◆ **TO DO**
Below are the records. Restate word for word every line from the one that contains "Decode this image" through the final line, both included.

Figure content listings:
[Start of section]

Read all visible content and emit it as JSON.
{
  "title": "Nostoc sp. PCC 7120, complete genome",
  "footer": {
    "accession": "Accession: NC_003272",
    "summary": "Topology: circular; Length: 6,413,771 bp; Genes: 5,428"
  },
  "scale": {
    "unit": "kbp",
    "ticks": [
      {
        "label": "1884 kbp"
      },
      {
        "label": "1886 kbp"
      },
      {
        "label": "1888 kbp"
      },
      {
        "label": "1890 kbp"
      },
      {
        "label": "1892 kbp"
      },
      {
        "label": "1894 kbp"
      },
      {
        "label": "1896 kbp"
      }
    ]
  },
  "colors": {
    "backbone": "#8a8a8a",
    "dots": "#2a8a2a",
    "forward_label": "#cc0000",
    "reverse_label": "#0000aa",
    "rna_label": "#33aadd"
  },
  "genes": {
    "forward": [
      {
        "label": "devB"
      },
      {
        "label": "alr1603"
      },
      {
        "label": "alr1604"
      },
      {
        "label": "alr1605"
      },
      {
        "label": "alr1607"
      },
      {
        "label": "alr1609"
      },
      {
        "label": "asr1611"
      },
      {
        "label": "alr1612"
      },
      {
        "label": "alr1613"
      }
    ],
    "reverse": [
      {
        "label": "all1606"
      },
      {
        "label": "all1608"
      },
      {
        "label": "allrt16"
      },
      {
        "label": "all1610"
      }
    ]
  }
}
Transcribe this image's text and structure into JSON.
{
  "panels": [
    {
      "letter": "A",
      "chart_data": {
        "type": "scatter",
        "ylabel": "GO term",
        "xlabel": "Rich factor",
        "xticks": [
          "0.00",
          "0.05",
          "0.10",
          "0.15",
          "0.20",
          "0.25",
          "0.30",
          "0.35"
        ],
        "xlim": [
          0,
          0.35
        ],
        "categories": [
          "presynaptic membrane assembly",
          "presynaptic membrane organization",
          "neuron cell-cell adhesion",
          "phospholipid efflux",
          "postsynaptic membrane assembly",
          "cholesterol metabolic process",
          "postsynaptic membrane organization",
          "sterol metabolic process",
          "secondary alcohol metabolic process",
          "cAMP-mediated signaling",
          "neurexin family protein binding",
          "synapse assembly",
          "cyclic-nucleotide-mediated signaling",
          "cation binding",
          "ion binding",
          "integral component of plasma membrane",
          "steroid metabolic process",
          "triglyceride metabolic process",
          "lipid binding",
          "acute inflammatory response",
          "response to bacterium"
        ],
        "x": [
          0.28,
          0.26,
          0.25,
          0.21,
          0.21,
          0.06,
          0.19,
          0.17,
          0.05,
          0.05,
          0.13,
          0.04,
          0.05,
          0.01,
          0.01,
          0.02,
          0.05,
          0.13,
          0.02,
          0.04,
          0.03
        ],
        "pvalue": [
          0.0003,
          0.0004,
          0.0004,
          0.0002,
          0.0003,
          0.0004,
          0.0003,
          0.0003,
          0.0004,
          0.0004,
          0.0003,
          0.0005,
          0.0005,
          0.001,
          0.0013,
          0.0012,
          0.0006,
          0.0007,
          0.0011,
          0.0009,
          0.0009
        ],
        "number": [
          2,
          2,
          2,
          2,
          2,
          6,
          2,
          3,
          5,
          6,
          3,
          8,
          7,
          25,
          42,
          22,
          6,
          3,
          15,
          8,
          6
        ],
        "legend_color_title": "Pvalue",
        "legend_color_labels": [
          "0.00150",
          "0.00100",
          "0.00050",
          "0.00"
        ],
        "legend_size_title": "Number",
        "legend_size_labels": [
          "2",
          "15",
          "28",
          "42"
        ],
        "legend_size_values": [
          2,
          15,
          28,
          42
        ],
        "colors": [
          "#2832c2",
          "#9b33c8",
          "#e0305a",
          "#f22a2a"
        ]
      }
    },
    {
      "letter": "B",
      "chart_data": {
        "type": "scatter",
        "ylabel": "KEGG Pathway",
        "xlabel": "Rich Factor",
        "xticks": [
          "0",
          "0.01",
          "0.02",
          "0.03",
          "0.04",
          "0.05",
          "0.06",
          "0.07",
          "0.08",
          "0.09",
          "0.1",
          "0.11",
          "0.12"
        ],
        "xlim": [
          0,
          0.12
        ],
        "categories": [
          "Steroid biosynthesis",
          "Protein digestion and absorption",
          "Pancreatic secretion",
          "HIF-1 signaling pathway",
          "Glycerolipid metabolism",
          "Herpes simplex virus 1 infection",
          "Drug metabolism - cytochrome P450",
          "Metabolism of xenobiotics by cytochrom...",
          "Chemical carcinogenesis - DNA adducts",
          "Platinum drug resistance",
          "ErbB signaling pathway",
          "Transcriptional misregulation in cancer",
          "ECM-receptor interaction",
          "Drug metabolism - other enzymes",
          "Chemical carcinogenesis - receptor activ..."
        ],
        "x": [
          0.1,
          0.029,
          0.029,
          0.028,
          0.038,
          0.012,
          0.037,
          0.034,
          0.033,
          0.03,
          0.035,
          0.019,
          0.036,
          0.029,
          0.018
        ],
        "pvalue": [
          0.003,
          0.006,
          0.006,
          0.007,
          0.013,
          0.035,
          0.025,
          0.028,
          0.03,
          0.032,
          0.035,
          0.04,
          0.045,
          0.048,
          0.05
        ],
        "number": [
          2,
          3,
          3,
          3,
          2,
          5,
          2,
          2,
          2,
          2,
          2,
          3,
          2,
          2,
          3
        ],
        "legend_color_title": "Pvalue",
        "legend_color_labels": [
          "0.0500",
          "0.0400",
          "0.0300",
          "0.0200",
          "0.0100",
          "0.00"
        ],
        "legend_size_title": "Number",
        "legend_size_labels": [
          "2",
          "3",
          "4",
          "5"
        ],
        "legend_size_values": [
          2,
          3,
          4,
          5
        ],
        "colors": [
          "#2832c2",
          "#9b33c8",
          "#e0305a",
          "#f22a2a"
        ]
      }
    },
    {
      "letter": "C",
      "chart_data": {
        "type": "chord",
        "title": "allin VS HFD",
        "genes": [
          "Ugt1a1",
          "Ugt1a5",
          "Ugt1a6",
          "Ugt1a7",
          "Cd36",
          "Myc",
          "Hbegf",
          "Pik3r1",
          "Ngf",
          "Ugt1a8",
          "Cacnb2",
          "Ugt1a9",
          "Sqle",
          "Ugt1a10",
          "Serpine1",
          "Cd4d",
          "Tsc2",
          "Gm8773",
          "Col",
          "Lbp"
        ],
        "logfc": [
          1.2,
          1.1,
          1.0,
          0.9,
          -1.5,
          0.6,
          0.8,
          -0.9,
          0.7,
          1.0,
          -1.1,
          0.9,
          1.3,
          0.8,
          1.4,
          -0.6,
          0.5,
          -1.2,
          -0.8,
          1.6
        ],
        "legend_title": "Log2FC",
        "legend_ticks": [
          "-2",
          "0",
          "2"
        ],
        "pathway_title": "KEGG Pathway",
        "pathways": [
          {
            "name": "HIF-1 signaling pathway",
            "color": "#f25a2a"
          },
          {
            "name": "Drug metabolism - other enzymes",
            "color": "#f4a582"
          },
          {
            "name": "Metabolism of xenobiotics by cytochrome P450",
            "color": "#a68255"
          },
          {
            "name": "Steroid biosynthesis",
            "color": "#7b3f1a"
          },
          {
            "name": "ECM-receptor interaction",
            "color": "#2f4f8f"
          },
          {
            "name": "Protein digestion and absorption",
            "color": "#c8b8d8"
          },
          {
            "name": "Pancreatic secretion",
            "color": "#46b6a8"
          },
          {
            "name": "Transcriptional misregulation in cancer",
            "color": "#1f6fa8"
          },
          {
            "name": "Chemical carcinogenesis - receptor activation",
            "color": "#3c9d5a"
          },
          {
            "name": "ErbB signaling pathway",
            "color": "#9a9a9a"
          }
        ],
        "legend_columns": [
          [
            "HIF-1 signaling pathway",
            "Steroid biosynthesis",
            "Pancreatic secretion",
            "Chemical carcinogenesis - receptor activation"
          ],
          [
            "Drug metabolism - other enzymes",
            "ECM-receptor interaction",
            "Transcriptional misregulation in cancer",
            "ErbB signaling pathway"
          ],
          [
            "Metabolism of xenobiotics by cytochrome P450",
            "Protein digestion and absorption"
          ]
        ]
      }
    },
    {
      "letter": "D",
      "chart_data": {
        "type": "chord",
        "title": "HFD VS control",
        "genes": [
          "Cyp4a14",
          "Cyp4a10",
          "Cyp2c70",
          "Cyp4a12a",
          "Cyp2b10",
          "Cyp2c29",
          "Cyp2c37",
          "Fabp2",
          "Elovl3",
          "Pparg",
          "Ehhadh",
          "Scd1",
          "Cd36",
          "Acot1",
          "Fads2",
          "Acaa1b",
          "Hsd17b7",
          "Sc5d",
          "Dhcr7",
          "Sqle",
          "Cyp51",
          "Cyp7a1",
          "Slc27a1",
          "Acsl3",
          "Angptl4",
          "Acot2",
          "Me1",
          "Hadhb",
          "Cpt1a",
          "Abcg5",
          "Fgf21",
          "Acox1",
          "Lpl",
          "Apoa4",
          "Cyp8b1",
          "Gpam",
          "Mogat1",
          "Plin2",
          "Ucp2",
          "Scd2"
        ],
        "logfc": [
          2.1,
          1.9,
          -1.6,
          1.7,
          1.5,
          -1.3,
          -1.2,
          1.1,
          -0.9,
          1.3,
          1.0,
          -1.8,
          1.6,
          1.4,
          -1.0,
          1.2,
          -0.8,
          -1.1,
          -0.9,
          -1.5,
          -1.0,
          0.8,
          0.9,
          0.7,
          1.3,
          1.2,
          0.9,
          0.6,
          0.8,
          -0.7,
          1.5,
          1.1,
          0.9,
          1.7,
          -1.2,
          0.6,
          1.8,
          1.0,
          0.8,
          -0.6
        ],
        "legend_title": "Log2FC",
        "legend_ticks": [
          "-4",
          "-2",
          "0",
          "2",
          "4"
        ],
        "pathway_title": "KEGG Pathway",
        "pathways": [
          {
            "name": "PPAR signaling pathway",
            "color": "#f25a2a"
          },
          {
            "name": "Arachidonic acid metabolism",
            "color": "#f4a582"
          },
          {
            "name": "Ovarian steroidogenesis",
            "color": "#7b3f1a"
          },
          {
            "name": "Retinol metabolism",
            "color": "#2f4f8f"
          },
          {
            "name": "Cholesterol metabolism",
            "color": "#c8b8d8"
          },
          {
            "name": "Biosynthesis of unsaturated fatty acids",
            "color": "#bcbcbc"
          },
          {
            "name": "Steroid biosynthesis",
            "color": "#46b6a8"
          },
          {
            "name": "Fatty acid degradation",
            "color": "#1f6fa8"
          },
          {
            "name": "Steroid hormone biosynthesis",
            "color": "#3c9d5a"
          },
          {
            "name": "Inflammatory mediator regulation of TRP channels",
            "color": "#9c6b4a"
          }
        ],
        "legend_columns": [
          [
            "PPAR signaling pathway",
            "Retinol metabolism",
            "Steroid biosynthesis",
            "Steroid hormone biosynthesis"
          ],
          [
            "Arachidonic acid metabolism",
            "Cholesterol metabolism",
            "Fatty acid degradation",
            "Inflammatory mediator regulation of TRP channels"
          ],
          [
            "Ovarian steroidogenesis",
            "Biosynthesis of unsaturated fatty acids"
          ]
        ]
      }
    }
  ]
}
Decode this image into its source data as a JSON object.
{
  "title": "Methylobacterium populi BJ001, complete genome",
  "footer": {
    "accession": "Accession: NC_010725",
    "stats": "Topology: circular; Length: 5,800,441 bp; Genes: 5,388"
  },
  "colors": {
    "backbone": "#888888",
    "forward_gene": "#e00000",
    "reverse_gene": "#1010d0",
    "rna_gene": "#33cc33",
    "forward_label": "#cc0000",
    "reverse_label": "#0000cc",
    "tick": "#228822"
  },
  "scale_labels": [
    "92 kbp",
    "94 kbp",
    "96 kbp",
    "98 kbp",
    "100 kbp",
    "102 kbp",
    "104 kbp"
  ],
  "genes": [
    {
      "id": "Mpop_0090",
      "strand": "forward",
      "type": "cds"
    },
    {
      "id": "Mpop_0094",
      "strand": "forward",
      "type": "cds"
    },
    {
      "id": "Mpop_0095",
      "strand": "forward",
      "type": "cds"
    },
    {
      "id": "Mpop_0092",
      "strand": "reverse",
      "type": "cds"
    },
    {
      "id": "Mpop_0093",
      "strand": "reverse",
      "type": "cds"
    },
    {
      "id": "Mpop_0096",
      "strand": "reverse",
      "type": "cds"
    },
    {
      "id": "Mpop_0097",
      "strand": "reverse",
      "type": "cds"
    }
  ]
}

[End of section]

◆ **FINAL ANSWER**
Decode this image into its source data as a JSON object.
{
  "title": "Methylobacterium populi BJ001, complete genome",
  "footer": {
    "accession": "Accession: NC_010725",
    "stats": "Topology: circular; Length: 5,800,441 bp; Genes: 5,388"
  },
  "colors": {
    "backbone": "#888888",
    "forward_gene": "#e00000",
    "reverse_gene": "#1010d0",
    "rna_gene": "#33cc33",
    "forward_label": "#cc0000",
    "reverse_label": "#0000cc",
    "tick": "#228822"
  },
  "scale_labels": [
    "92 kbp",
    "94 kbp",
    "96 kbp",
    "98 kbp",
    "100 kbp",
    "102 kbp",
    "104 kbp"
  ],
  "genes": [
    {
      "id": "Mpop_0090",
      "strand": "forward",
      "type": "cds"
    },
    {
      "id": "Mpop_0094",
      "strand": "forward",
      "type": "cds"
    },
    {
      "id": "Mpop_0095",
      "strand": "forward",
      "type": "cds"
    },
    {
      "id": "Mpop_0092",
      "strand": "reverse",
      "type": "cds"
    },
    {
      "id": "Mpop_0093",
      "strand": "reverse",
      "type": "cds"
    },
    {
      "id": "Mpop_0096",
      "strand": "reverse",
      "type": "cds"
    },
    {
      "id": "Mpop_0097",
      "strand": "reverse",
      "type": "cds"
    }
  ]
}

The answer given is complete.